───── Information provided ─────
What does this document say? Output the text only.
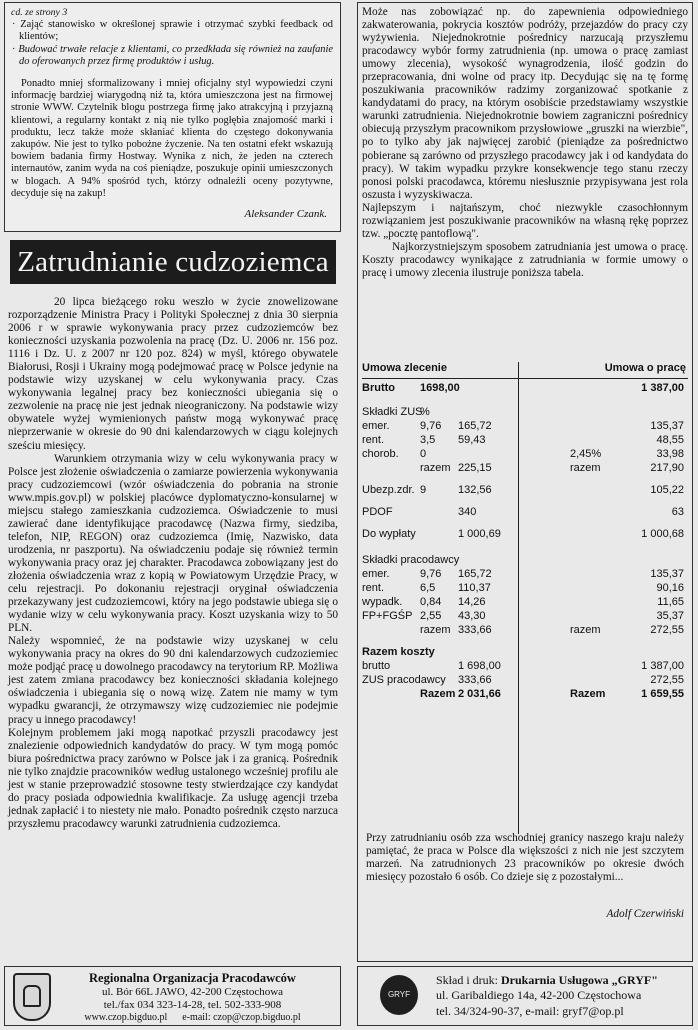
cd. ze strony 3

· Zająć stanowisko w określonej sprawie i otrzymać szybki feedback od klientów;

· Budować trwałe relacje z klientami, co przedkłada się również na zaufanie do oferowanych przez firmę produktów i usług.

Ponadto mniej sformalizowany i mniej oficjalny styl wypowiedzi czyni informację bardziej wiarygodną niż ta, która umieszczona jest na firmowej stronie WWW. Czytelnik blogu postrzega firmę jako atrakcyjną i przyjazną klientowi, a regularny kontakt z nią nie tylko pogłębia znajomość marki i produktu, lecz także może skłaniać klienta do częstego dokonywania zakupów. Nie jest to tylko pobożne życzenie. Na ten ostatni efekt wskazują bowiem badania firmy Hostway. Wynika z nich, że jeden na czterech internautów, zanim wyda na coś pieniądze, poszukuje opinii umieszczonych w blogach. A 94% spośród tych, którzy odnaleźli oceny pozytywne, decyduje się na zakup!

Aleksander Czank.

Zatrudnianie cudzoziemca

20 lipca bieżącego roku weszło w życie znowelizowane rozporządzenie Ministra Pracy i Polityki Społecznej z dnia 30 sierpnia 2006 r w sprawie wykonywania pracy przez cudzoziemców bez konieczności uzyskania pozwolenia na pracę (Dz. U. 2006 nr. 156 poz. 1116 i Dz. U. z 2007 nr 120 poz. 824) w myśl, którego obywatele Białorusi, Rosji i Ukrainy mogą podejmować pracę w Polsce jedynie na podstawie wizy uzyskanej w celu wykonywania pracy. Czas wykonywania legalnej pracy bez konieczności ubiegania się o zezwolenie na pracę nie jest jednak nieograniczony. Na podstawie wizy obywatele wyżej wymienionych państw mogą wykonywać pracę nieprzerwanie w okresie do 90 dni kalendarzowych w ciągu kolejnych sześciu miesięcy.

Warunkiem otrzymania wizy w celu wykonywania pracy w Polsce jest złożenie oświadczenia o zamiarze powierzenia wykonywania pracy cudzoziemcowi (wzór oświadczenia do pobrania na stronie www.mpis.gov.pl) w polskiej placówce dyplomatyczno-konsularnej w miejscu stałego zamieszkania cudzoziemca. Oświadczenie to musi zawierać dane identyfikujące pracodawcę (Nazwa firmy, siedziba, telefon, NIP, REGON) oraz cudzoziemca (Imię, Nazwisko, data urodzenia, nr paszportu). Na oświadczeniu podaje się również termin wykonywania pracy oraz jej charakter. Pracodawca zobowiązany jest do złożenia oświadczenia wraz z kopią w Powiatowym Urzędzie Pracy, w celu rejestracji. Po dokonaniu rejestracji oryginał oświadczenia przekazywany jest cudzoziemcowi, który na jego podstawie ubiega się o wydanie wizy w celu wykonywania pracy. Koszt uzyskania wizy to 50 PLN.

Należy wspomnieć, że na podstawie wizy uzyskanej w celu wykonywania pracy na okres do 90 dni kalendarzowych cudzoziemiec może podjąć pracę u dowolnego pracodawcy na terytorium RP. Możliwa jest zatem zmiana pracodawcy bez konieczności składania kolejnego oświadczenia i ubiegania się o nową wizę. Zatem nie mamy w tym wypadku gwarancji, że otrzymawszy wizę cudzoziemiec nie podejmie pracy u innego pracodawcy!

Kolejnym problemem jaki mogą napotkać przyszli pracodawcy jest znalezienie odpowiednich kandydatów do pracy. W tym mogą pomóc biura pośrednictwa pracy zarówno w Polsce jak i za granicą. Pośrednik nie tylko znajdzie pracowników według ustalonego wcześniej profilu ale jest w stanie przeprowadzić stosowne testy stwierdzające czy kandydat do pracy posiada odpowiednia kwalifikacje. Za usługę agencji trzeba jednak zapłacić i to niestety nie mało. Ponadto pośrednik często narzuca przyszłemu pracodawcy warunki zatrudnienia cudzoziemca.

Może nas zobowiązać np. do zapewnienia odpowiedniego zakwaterowania, pokrycia kosztów podróży, przejazdów do pracy czy wyżywienia. Niejednokrotnie pośrednicy narzucają przyszłemu pracodawcy wybór formy zatrudnienia (np. umowa o pracę zamiast umowy zlecenia), wysokość wynagrodzenia, ilość godzin do przepracowania, dni wolne od pracy itp. Decydując się na tę formę poszukiwania pracowników radzimy zorganizować spotkanie z kandydatami do pracy, na którym osobiście przedstawiamy wszystkie warunki zatrudnienia. Niejednokrotnie bowiem zagraniczni pośrednicy obiecują przyszłym pracownikom przysłowiowe „gruszki na wierzbie", po to tylko aby jak najwięcej zarobić (pieniądze za pośrednictwo pobierane są zarówno od przyszłego pracodawcy jak i od kandydata do pracy). W takim wypadku przykre konsekwencje tego stanu rzeczy ponosi polski pracodawca, któremu niesłusznie przypisywana jest rola oszusta i wyzyskiwacza.

Najlepszym i najtańszym, choć niezwykle czasochłonnym rozwiązaniem jest poszukiwanie pracowników na własną rękę poprzez tzw. „pocztę pantoflową".

Najkorzystniejszym sposobem zatrudniania jest umowa o pracę. Koszty pracodawcy wynikające z zatrudniania w formie umowy o pracę i umowy zlecenia ilustruje poniższa tabela.

Umowa zlecenie	Umowa o pracę
Brutto 1698,00	1 387,00
Składki ZUS
%
emer.	9,76 165,72	135,37
rent.	3,5 59,43	48,55
chorob. 0	2,45%	33,98
razem 225,15	razem	217,90
Ubezp.zdr. 9	132,56	105,22
PDOF	340	63
Do wypłaty	1 000,69	1 000,68
Składki pracodawcy
emer.	9,76 165,72	135,37
rent.	6,5 110,37	90,16
wypadk. 0,84 14,26	11,65
FP+FGŚP 2,55 43,30	35,37
razem 333,66	razem	272,55
Razem koszty
brutto	1 698,00	1 387,00
ZUS pracodawcy 333,66	272,55
Razem 2 031,66	Razem	1 659,55
Przy zatrudnianiu osób zza wschodniej granicy naszego kraju należy pamiętać, że praca w Polsce dla większości z nich nie jest szczytem marzeń. Na zatrudnionych 23 pracowników po okresie dwóch miesięcy pozostało 6 osób. Co dzieje się z pozostałymi...
Adolf Czerwiński
Regionalna Organizacja Pracodawców
ul. Bór 66L JAWO, 42-200 Częstochowa
tel./fax 034 323-14-28, tel. 502-333-908
www.czop.bigduo.pl      e-mail: czop@czop.bigduo.pl
GRYF
Skład i druk: Drukarnia Usługowa „GRYF"
ul. Garibaldiego 14a, 42-200 Częstochowa
tel. 34/324-90-37, e-mail: gryf7@op.pl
─────
# [Exercise task]
Verbatim reproduction of every record is required; images are left out.

# [Result of this exercise]
What does this document say? Output the text only.
cd. ze strony 3

· Zająć stanowisko w określonej sprawie i otrzymać szybki feedback od klientów;

· Budować trwałe relacje z klientami, co przedkłada się również na zaufanie do oferowanych przez firmę produktów i usług.

Ponadto mniej sformalizowany i mniej oficjalny styl wypowiedzi czyni informację bardziej wiarygodną niż ta, która umieszczona jest na firmowej stronie WWW. Czytelnik blogu postrzega firmę jako atrakcyjną i przyjazną klientowi, a regularny kontakt z nią nie tylko pogłębia znajomość marki i produktu, lecz także może skłaniać klienta do częstego dokonywania zakupów. Nie jest to tylko pobożne życzenie. Na ten ostatni efekt wskazują bowiem badania firmy Hostway. Wynika z nich, że jeden na czterech internautów, zanim wyda na coś pieniądze, poszukuje opinii umieszczonych w blogach. A 94% spośród tych, którzy odnaleźli oceny pozytywne, decyduje się na zakup!

Aleksander Czank.

Zatrudnianie cudzoziemca

20 lipca bieżącego roku weszło w życie znowelizowane rozporządzenie Ministra Pracy i Polityki Społecznej z dnia 30 sierpnia 2006 r w sprawie wykonywania pracy przez cudzoziemców bez konieczności uzyskania pozwolenia na pracę (Dz. U. 2006 nr. 156 poz. 1116 i Dz. U. z 2007 nr 120 poz. 824) w myśl, którego obywatele Białorusi, Rosji i Ukrainy mogą podejmować pracę w Polsce jedynie na podstawie wizy uzyskanej w celu wykonywania pracy. Czas wykonywania legalnej pracy bez konieczności ubiegania się o zezwolenie na pracę nie jest jednak nieograniczony. Na podstawie wizy obywatele wyżej wymienionych państw mogą wykonywać pracę nieprzerwanie w okresie do 90 dni kalendarzowych w ciągu kolejnych sześciu miesięcy.

Warunkiem otrzymania wizy w celu wykonywania pracy w Polsce jest złożenie oświadczenia o zamiarze powierzenia wykonywania pracy cudzoziemcowi (wzór oświadczenia do pobrania na stronie www.mpis.gov.pl) w polskiej placówce dyplomatyczno-konsularnej w miejscu stałego zamieszkania cudzoziemca. Oświadczenie to musi zawierać dane identyfikujące pracodawcę (Nazwa firmy, siedziba, telefon, NIP, REGON) oraz cudzoziemca (Imię, Nazwisko, data urodzenia, nr paszportu). Na oświadczeniu podaje się również termin wykonywania pracy oraz jej charakter. Pracodawca zobowiązany jest do złożenia oświadczenia wraz z kopią w Powiatowym Urzędzie Pracy, w celu rejestracji. Po dokonaniu rejestracji oryginał oświadczenia przekazywany jest cudzoziemcowi, który na jego podstawie ubiega się o wydanie wizy w celu wykonywania pracy. Koszt uzyskania wizy to 50 PLN.

Należy wspomnieć, że na podstawie wizy uzyskanej w celu wykonywania pracy na okres do 90 dni kalendarzowych cudzoziemiec może podjąć pracę u dowolnego pracodawcy na terytorium RP. Możliwa jest zatem zmiana pracodawcy bez konieczności składania kolejnego oświadczenia i ubiegania się o nową wizę. Zatem nie mamy w tym wypadku gwarancji, że otrzymawszy wizę cudzoziemiec nie podejmie pracy u innego pracodawcy!

Kolejnym problemem jaki mogą napotkać przyszli pracodawcy jest znalezienie odpowiednich kandydatów do pracy. W tym mogą pomóc biura pośrednictwa pracy zarówno w Polsce jak i za granicą. Pośrednik nie tylko znajdzie pracowników według ustalonego wcześniej profilu ale jest w stanie przeprowadzić stosowne testy stwierdzające czy kandydat do pracy posiada odpowiednia kwalifikacje. Za usługę agencji trzeba jednak zapłacić i to niestety nie mało. Ponadto pośrednik często narzuca przyszłemu pracodawcy warunki zatrudnienia cudzoziemca.

Może nas zobowiązać np. do zapewnienia odpowiedniego zakwaterowania, pokrycia kosztów podróży, przejazdów do pracy czy wyżywienia. Niejednokrotnie pośrednicy narzucają przyszłemu pracodawcy wybór formy zatrudnienia (np. umowa o pracę zamiast umowy zlecenia), wysokość wynagrodzenia, ilość godzin do przepracowania, dni wolne od pracy itp. Decydując się na tę formę poszukiwania pracowników radzimy zorganizować spotkanie z kandydatami do pracy, na którym osobiście przedstawiamy wszystkie warunki zatrudnienia. Niejednokrotnie bowiem zagraniczni pośrednicy obiecują przyszłym pracownikom przysłowiowe „gruszki na wierzbie", po to tylko aby jak najwięcej zarobić (pieniądze za pośrednictwo pobierane są zarówno od przyszłego pracodawcy jak i od kandydata do pracy). W takim wypadku przykre konsekwencje tego stanu rzeczy ponosi polski pracodawca, któremu niesłusznie przypisywana jest rola oszusta i wyzyskiwacza.

Najlepszym i najtańszym, choć niezwykle czasochłonnym rozwiązaniem jest poszukiwanie pracowników na własną rękę poprzez tzw. „pocztę pantoflową".

Najkorzystniejszym sposobem zatrudniania jest umowa o pracę. Koszty pracodawcy wynikające z zatrudniania w formie umowy o pracę i umowy zlecenia ilustruje poniższa tabela.

Umowa zlecenie	Umowa o pracę
Brutto 1698,00	1 387,00
Składki ZUS
%
emer.	9,76 165,72	135,37
rent.	3,5 59,43	48,55
chorob. 0	2,45%	33,98
razem 225,15	razem	217,90
Ubezp.zdr. 9	132,56	105,22
PDOF	340	63
Do wypłaty	1 000,69	1 000,68
Składki pracodawcy
emer.	9,76 165,72	135,37
rent.	6,5 110,37	90,16
wypadk. 0,84 14,26	11,65
FP+FGŚP 2,55 43,30	35,37
razem 333,66	razem	272,55
Razem koszty
brutto	1 698,00	1 387,00
ZUS pracodawcy 333,66	272,55
Razem 2 031,66	Razem	1 659,55
Przy zatrudnianiu osób zza wschodniej granicy naszego kraju należy pamiętać, że praca w Polsce dla większości z nich nie jest szczytem marzeń. Na zatrudnionych 23 pracowników po okresie dwóch miesięcy pozostało 6 osób. Co dzieje się z pozostałymi...
Adolf Czerwiński
Regionalna Organizacja Pracodawców
ul. Bór 66L JAWO, 42-200 Częstochowa
tel./fax 034 323-14-28, tel. 502-333-908
www.czop.bigduo.pl      e-mail: czop@czop.bigduo.pl
GRYF
Skład i druk: Drukarnia Usługowa „GRYF"
ul. Garibaldiego 14a, 42-200 Częstochowa
tel. 34/324-90-37, e-mail: gryf7@op.pl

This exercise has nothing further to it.